Records supplied —
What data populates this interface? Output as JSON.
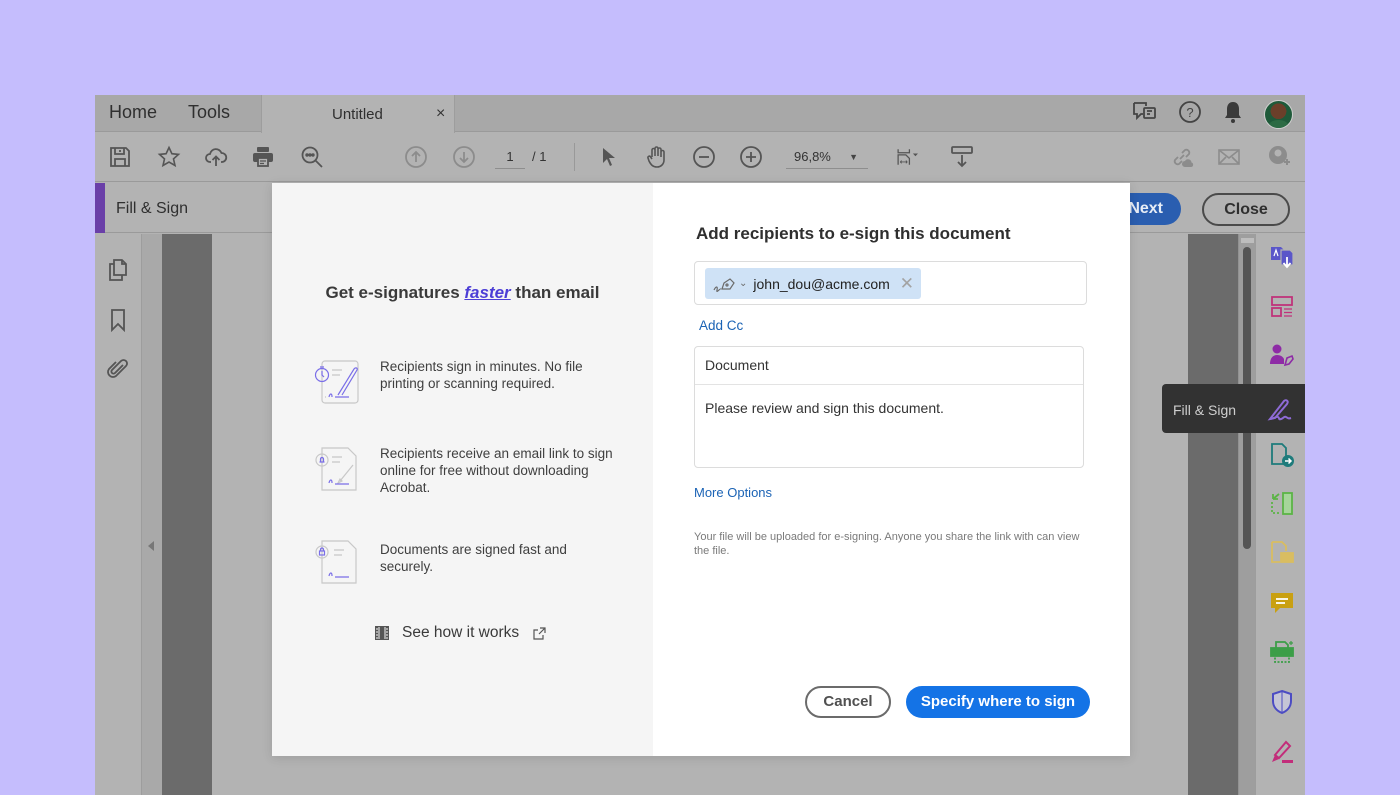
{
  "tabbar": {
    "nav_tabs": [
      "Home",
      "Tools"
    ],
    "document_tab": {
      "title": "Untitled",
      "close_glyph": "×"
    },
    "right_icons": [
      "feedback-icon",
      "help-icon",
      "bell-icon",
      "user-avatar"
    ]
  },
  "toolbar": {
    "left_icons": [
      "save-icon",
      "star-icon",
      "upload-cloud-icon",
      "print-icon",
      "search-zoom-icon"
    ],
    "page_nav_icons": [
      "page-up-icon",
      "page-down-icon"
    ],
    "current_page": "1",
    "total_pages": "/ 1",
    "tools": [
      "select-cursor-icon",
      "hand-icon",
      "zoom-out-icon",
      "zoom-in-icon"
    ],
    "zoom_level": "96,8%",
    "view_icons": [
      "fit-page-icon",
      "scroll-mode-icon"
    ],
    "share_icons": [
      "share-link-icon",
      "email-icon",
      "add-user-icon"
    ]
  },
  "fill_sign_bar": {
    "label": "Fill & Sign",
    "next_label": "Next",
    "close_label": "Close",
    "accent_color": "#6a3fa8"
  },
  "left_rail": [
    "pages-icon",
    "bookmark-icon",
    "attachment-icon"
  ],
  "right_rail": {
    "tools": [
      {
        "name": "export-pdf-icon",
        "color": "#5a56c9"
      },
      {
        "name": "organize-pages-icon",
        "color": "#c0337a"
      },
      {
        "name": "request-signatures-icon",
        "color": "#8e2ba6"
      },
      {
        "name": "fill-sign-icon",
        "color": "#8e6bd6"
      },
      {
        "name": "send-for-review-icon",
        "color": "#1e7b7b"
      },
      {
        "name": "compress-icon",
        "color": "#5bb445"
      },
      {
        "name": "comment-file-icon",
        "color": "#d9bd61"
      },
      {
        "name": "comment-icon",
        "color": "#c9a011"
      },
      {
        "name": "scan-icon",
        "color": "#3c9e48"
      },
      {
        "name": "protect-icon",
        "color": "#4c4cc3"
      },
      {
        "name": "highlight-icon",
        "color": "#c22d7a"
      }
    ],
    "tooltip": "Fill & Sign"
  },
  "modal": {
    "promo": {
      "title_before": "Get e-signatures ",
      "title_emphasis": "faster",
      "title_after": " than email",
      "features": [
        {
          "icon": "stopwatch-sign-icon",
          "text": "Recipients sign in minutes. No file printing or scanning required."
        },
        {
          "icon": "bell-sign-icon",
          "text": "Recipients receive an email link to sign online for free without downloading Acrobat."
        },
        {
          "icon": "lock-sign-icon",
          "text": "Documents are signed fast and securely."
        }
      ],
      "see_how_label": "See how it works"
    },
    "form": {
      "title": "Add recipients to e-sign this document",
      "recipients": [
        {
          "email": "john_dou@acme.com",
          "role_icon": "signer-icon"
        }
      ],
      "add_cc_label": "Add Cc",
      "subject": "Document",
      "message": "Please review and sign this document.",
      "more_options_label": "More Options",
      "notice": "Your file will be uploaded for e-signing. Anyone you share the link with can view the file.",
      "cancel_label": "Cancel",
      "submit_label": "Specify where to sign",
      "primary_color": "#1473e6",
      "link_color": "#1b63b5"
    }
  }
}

Exercise goal —
Write out the material above once more, exactly as it reads, with no pictures.

Answer for this exercise —
What data populates this interface? Output as JSON.
{
  "tabbar": {
    "nav_tabs": [
      "Home",
      "Tools"
    ],
    "document_tab": {
      "title": "Untitled",
      "close_glyph": "×"
    },
    "right_icons": [
      "feedback-icon",
      "help-icon",
      "bell-icon",
      "user-avatar"
    ]
  },
  "toolbar": {
    "left_icons": [
      "save-icon",
      "star-icon",
      "upload-cloud-icon",
      "print-icon",
      "search-zoom-icon"
    ],
    "page_nav_icons": [
      "page-up-icon",
      "page-down-icon"
    ],
    "current_page": "1",
    "total_pages": "/ 1",
    "tools": [
      "select-cursor-icon",
      "hand-icon",
      "zoom-out-icon",
      "zoom-in-icon"
    ],
    "zoom_level": "96,8%",
    "view_icons": [
      "fit-page-icon",
      "scroll-mode-icon"
    ],
    "share_icons": [
      "share-link-icon",
      "email-icon",
      "add-user-icon"
    ]
  },
  "fill_sign_bar": {
    "label": "Fill & Sign",
    "next_label": "Next",
    "close_label": "Close",
    "accent_color": "#6a3fa8"
  },
  "left_rail": [
    "pages-icon",
    "bookmark-icon",
    "attachment-icon"
  ],
  "right_rail": {
    "tools": [
      {
        "name": "export-pdf-icon",
        "color": "#5a56c9"
      },
      {
        "name": "organize-pages-icon",
        "color": "#c0337a"
      },
      {
        "name": "request-signatures-icon",
        "color": "#8e2ba6"
      },
      {
        "name": "fill-sign-icon",
        "color": "#8e6bd6"
      },
      {
        "name": "send-for-review-icon",
        "color": "#1e7b7b"
      },
      {
        "name": "compress-icon",
        "color": "#5bb445"
      },
      {
        "name": "comment-file-icon",
        "color": "#d9bd61"
      },
      {
        "name": "comment-icon",
        "color": "#c9a011"
      },
      {
        "name": "scan-icon",
        "color": "#3c9e48"
      },
      {
        "name": "protect-icon",
        "color": "#4c4cc3"
      },
      {
        "name": "highlight-icon",
        "color": "#c22d7a"
      }
    ],
    "tooltip": "Fill & Sign"
  },
  "modal": {
    "promo": {
      "title_before": "Get e-signatures ",
      "title_emphasis": "faster",
      "title_after": " than email",
      "features": [
        {
          "icon": "stopwatch-sign-icon",
          "text": "Recipients sign in minutes. No file printing or scanning required."
        },
        {
          "icon": "bell-sign-icon",
          "text": "Recipients receive an email link to sign online for free without downloading Acrobat."
        },
        {
          "icon": "lock-sign-icon",
          "text": "Documents are signed fast and securely."
        }
      ],
      "see_how_label": "See how it works"
    },
    "form": {
      "title": "Add recipients to e-sign this document",
      "recipients": [
        {
          "email": "john_dou@acme.com",
          "role_icon": "signer-icon"
        }
      ],
      "add_cc_label": "Add Cc",
      "subject": "Document",
      "message": "Please review and sign this document.",
      "more_options_label": "More Options",
      "notice": "Your file will be uploaded for e-signing. Anyone you share the link with can view the file.",
      "cancel_label": "Cancel",
      "submit_label": "Specify where to sign",
      "primary_color": "#1473e6",
      "link_color": "#1b63b5"
    }
  }
}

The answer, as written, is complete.